— start Provided material —

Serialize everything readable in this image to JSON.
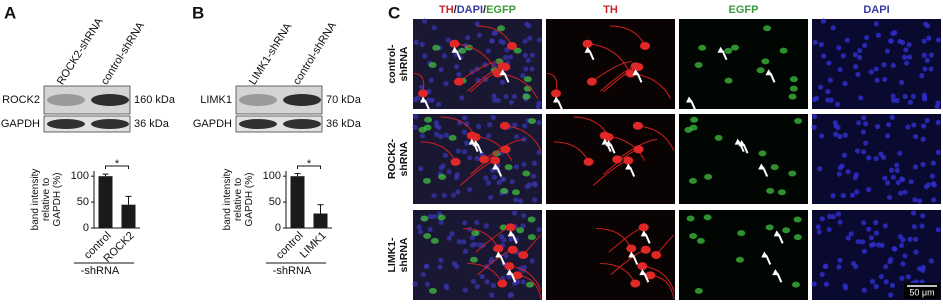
{
  "panel_labels": [
    "A",
    "B",
    "C"
  ],
  "blots": [
    {
      "lanes": [
        "ROCK2-shRNA",
        "control-shRNA"
      ],
      "bands": [
        {
          "name": "ROCK2",
          "size": "160 kDa"
        },
        {
          "name": "GAPDH",
          "size": "36 kDa"
        }
      ]
    },
    {
      "lanes": [
        "LIMK1-shRNA",
        "control-shRNA"
      ],
      "bands": [
        {
          "name": "LIMK1",
          "size": "70 kDa"
        },
        {
          "name": "GAPDH",
          "size": "36 kDa"
        }
      ]
    }
  ],
  "chart_data": [
    {
      "type": "bar",
      "ylabel": [
        "band intensity",
        "relative to",
        "GAPDH (%)"
      ],
      "categories": [
        "control",
        "ROCK2"
      ],
      "values": [
        100,
        45
      ],
      "errors": [
        4,
        16
      ],
      "xlabel": "-shRNA",
      "significance": "*",
      "color": "#1a1a1a",
      "ylim": [
        0,
        110
      ],
      "yticks": [
        0,
        50,
        100
      ]
    },
    {
      "type": "bar",
      "ylabel": [
        "band intensity",
        "relative to",
        "GAPDH (%)"
      ],
      "categories": [
        "control",
        "LIMK1"
      ],
      "values": [
        100,
        28
      ],
      "errors": [
        5,
        17
      ],
      "xlabel": "-shRNA",
      "significance": "*",
      "color": "#1a1a1a",
      "ylim": [
        0,
        110
      ],
      "yticks": [
        0,
        50,
        100
      ]
    }
  ],
  "micrograph": {
    "columns": [
      [
        {
          "text": "TH",
          "color": "#c8282d"
        },
        {
          "text": "/",
          "color": "#222222"
        },
        {
          "text": "DAPI",
          "color": "#3a3aa0"
        },
        {
          "text": "/",
          "color": "#222222"
        },
        {
          "text": "EGFP",
          "color": "#3a9a3a"
        }
      ],
      [
        {
          "text": "TH",
          "color": "#c8282d"
        }
      ],
      [
        {
          "text": "EGFP",
          "color": "#3a9a3a"
        }
      ],
      [
        {
          "text": "DAPI",
          "color": "#3a3aa0"
        }
      ]
    ],
    "rows": [
      [
        "control-",
        "shRNA"
      ],
      [
        "ROCK2-",
        "shRNA"
      ],
      [
        "LIMK1-",
        "shRNA"
      ]
    ],
    "scale_bar": "50 μm"
  }
}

— end Provided material —

▶ **What the task asks**: Apart from the pictures, the entries above are to be repeated in full and exactly.

▶ **Written response**:
Serialize everything readable in this image to JSON.
{
  "panel_labels": [
    "A",
    "B",
    "C"
  ],
  "blots": [
    {
      "lanes": [
        "ROCK2-shRNA",
        "control-shRNA"
      ],
      "bands": [
        {
          "name": "ROCK2",
          "size": "160 kDa"
        },
        {
          "name": "GAPDH",
          "size": "36 kDa"
        }
      ]
    },
    {
      "lanes": [
        "LIMK1-shRNA",
        "control-shRNA"
      ],
      "bands": [
        {
          "name": "LIMK1",
          "size": "70 kDa"
        },
        {
          "name": "GAPDH",
          "size": "36 kDa"
        }
      ]
    }
  ],
  "chart_data": [
    {
      "type": "bar",
      "ylabel": [
        "band intensity",
        "relative to",
        "GAPDH (%)"
      ],
      "categories": [
        "control",
        "ROCK2"
      ],
      "values": [
        100,
        45
      ],
      "errors": [
        4,
        16
      ],
      "xlabel": "-shRNA",
      "significance": "*",
      "color": "#1a1a1a",
      "ylim": [
        0,
        110
      ],
      "yticks": [
        0,
        50,
        100
      ]
    },
    {
      "type": "bar",
      "ylabel": [
        "band intensity",
        "relative to",
        "GAPDH (%)"
      ],
      "categories": [
        "control",
        "LIMK1"
      ],
      "values": [
        100,
        28
      ],
      "errors": [
        5,
        17
      ],
      "xlabel": "-shRNA",
      "significance": "*",
      "color": "#1a1a1a",
      "ylim": [
        0,
        110
      ],
      "yticks": [
        0,
        50,
        100
      ]
    }
  ],
  "micrograph": {
    "columns": [
      [
        {
          "text": "TH",
          "color": "#c8282d"
        },
        {
          "text": "/",
          "color": "#222222"
        },
        {
          "text": "DAPI",
          "color": "#3a3aa0"
        },
        {
          "text": "/",
          "color": "#222222"
        },
        {
          "text": "EGFP",
          "color": "#3a9a3a"
        }
      ],
      [
        {
          "text": "TH",
          "color": "#c8282d"
        }
      ],
      [
        {
          "text": "EGFP",
          "color": "#3a9a3a"
        }
      ],
      [
        {
          "text": "DAPI",
          "color": "#3a3aa0"
        }
      ]
    ],
    "rows": [
      [
        "control-",
        "shRNA"
      ],
      [
        "ROCK2-",
        "shRNA"
      ],
      [
        "LIMK1-",
        "shRNA"
      ]
    ],
    "scale_bar": "50 μm"
  }
}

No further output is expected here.